┌─ Entries provided

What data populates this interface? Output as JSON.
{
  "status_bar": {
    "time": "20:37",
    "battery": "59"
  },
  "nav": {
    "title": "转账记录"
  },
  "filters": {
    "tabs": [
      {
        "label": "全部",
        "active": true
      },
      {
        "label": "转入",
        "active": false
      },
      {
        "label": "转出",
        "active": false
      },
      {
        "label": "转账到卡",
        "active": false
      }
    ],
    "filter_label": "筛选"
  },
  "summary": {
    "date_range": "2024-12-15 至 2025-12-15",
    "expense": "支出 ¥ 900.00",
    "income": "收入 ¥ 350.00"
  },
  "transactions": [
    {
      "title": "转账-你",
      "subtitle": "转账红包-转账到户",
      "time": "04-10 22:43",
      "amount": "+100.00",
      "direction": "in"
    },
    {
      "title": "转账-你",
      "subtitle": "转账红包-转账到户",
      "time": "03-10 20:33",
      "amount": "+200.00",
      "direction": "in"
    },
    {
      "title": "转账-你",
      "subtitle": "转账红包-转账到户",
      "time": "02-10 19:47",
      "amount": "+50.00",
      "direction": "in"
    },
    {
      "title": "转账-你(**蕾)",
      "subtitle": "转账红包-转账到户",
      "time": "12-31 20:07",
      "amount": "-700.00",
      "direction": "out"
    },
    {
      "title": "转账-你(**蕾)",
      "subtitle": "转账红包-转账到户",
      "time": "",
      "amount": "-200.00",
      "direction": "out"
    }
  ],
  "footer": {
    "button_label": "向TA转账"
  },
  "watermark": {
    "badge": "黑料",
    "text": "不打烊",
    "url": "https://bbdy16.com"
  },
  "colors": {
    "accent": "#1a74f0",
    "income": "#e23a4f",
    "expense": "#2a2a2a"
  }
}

└─

#### Directive
Which lines contain the word "amount"? Copy each of them.

#### Exercise answer
      "amount": "+100.00",
      "amount": "+200.00",
      "amount": "+50.00",
      "amount": "-700.00",
      "amount": "-200.00",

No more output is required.